DATA SUPPLIED -

#####

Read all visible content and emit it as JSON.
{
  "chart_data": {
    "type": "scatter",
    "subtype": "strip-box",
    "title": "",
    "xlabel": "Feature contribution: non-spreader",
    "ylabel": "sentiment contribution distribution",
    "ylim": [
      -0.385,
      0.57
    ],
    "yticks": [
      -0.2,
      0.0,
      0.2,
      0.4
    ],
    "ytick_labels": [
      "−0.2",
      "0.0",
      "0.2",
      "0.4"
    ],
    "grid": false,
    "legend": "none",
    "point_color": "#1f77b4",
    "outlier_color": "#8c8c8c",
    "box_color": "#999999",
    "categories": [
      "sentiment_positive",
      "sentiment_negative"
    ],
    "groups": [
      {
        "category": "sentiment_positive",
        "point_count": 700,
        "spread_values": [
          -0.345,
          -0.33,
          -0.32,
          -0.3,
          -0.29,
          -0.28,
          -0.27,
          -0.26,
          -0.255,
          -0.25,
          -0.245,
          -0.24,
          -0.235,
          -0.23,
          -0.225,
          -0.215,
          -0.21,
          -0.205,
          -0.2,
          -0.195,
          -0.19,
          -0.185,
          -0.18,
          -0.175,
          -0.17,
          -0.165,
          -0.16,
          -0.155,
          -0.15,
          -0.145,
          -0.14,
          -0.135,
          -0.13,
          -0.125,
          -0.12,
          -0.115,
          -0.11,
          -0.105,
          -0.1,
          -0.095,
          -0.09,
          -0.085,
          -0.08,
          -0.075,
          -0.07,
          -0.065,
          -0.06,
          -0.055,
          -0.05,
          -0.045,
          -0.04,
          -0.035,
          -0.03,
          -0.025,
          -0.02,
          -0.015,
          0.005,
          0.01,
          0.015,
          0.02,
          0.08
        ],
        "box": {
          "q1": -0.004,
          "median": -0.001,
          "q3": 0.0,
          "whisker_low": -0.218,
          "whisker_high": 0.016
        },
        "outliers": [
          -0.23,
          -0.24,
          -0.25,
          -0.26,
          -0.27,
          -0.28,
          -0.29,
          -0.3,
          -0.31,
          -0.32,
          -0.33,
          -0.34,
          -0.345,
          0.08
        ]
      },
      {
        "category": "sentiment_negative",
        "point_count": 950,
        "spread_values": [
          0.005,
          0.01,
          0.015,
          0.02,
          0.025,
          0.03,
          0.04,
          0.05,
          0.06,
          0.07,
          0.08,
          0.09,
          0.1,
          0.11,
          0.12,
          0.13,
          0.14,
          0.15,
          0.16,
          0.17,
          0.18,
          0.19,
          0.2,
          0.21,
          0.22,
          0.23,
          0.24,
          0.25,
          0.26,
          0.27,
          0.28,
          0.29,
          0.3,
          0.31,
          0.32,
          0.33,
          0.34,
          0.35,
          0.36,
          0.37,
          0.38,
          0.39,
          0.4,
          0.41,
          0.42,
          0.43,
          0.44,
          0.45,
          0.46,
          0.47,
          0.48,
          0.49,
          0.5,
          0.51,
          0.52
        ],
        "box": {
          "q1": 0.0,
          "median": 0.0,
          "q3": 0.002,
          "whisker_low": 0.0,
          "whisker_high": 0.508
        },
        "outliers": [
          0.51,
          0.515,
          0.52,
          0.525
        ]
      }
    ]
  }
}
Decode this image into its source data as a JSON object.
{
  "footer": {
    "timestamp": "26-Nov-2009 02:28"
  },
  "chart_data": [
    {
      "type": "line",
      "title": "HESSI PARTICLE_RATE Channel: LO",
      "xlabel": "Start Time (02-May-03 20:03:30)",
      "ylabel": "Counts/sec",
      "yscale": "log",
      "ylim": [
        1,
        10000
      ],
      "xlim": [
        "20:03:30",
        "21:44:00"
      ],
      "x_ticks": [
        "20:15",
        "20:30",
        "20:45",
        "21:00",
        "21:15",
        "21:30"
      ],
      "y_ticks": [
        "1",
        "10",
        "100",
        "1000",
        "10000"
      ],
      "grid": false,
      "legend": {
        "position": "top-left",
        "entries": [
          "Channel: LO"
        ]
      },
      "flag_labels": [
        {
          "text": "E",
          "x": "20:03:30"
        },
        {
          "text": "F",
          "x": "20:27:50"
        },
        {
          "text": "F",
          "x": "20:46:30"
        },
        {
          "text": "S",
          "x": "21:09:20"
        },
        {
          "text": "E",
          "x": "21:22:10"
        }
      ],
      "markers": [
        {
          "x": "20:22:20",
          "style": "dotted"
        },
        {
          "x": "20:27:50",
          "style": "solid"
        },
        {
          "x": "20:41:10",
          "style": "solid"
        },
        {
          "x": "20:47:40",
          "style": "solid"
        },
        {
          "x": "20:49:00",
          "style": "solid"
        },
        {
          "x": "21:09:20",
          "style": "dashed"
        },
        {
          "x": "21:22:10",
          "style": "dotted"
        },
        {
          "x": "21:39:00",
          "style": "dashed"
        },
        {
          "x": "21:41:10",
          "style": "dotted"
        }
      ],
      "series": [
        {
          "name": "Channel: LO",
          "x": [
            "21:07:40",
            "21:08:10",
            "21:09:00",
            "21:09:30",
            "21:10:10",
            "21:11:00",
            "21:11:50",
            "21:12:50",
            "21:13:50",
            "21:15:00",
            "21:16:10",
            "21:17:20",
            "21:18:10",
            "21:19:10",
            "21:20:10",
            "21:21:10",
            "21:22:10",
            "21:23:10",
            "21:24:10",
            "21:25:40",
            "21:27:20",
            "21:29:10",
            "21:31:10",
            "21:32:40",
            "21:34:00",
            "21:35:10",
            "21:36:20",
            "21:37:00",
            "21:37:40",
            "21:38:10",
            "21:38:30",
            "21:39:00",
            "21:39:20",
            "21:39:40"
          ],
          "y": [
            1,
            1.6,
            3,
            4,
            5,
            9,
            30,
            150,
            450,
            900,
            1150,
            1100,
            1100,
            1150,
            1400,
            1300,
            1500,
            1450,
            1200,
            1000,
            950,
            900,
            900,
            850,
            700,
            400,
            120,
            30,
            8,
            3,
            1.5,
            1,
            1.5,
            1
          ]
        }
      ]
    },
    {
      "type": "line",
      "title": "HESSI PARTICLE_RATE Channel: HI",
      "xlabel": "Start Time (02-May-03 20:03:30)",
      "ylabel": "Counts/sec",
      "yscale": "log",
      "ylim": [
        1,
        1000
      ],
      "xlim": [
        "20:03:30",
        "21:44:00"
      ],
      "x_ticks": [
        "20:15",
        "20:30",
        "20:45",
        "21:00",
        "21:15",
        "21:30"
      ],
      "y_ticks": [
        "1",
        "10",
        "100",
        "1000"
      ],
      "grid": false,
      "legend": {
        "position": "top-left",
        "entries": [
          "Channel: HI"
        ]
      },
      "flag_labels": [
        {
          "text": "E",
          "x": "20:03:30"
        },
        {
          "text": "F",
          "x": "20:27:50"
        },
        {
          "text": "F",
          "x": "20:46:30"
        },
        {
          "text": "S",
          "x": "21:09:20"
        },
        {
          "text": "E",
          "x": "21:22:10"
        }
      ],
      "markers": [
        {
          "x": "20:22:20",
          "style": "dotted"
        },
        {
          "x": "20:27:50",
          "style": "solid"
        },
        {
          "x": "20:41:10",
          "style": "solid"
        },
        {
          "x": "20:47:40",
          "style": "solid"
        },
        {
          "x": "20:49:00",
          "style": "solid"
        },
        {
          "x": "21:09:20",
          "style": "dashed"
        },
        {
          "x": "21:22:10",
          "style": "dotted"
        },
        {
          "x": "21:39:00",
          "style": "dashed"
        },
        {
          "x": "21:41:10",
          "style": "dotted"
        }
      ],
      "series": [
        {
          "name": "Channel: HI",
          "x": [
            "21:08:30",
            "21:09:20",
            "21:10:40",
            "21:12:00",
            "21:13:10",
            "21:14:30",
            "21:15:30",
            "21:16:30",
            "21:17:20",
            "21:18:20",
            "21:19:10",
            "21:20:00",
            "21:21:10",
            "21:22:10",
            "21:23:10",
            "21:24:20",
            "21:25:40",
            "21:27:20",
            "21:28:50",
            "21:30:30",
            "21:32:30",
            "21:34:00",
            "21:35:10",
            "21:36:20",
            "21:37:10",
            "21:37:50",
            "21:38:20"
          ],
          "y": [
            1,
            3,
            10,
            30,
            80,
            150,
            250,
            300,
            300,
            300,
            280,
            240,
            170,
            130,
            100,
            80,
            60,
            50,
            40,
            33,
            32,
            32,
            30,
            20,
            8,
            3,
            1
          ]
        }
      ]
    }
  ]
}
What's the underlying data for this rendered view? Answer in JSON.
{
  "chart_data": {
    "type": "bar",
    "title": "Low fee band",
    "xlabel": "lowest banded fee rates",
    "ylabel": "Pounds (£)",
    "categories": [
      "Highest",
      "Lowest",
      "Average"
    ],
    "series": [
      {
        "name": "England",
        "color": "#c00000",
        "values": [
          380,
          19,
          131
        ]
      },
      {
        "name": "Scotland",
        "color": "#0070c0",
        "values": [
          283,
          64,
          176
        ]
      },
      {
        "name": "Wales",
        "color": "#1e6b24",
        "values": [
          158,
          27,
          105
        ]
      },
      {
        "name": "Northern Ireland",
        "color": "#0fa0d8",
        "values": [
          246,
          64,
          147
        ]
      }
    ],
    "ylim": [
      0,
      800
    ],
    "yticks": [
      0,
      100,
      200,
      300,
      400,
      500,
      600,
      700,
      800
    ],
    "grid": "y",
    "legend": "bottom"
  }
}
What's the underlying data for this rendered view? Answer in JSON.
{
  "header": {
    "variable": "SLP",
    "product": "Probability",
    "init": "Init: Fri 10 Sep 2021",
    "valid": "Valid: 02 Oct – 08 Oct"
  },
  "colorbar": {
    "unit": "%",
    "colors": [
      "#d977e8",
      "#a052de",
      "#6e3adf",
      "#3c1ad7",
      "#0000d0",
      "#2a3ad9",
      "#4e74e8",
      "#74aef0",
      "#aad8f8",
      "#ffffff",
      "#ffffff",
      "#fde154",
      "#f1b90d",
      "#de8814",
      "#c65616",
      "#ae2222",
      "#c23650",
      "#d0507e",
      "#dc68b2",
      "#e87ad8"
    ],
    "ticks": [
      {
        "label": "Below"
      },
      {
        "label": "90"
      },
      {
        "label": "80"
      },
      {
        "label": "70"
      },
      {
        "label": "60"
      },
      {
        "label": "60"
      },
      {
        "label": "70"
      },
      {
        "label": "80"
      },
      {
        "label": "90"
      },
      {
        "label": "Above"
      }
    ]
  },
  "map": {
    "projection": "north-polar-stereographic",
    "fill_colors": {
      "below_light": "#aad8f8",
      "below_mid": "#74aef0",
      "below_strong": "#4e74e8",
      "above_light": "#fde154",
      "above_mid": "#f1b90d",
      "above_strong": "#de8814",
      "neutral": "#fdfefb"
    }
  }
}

#####

YOUR TASK -
Copy whichever lines in the listing above contain the word "HESSI".

OUTPUT OF THE TASK -
      "title": "HESSI PARTICLE_RATE Channel: LO",
      "title": "HESSI PARTICLE_RATE Channel: HI",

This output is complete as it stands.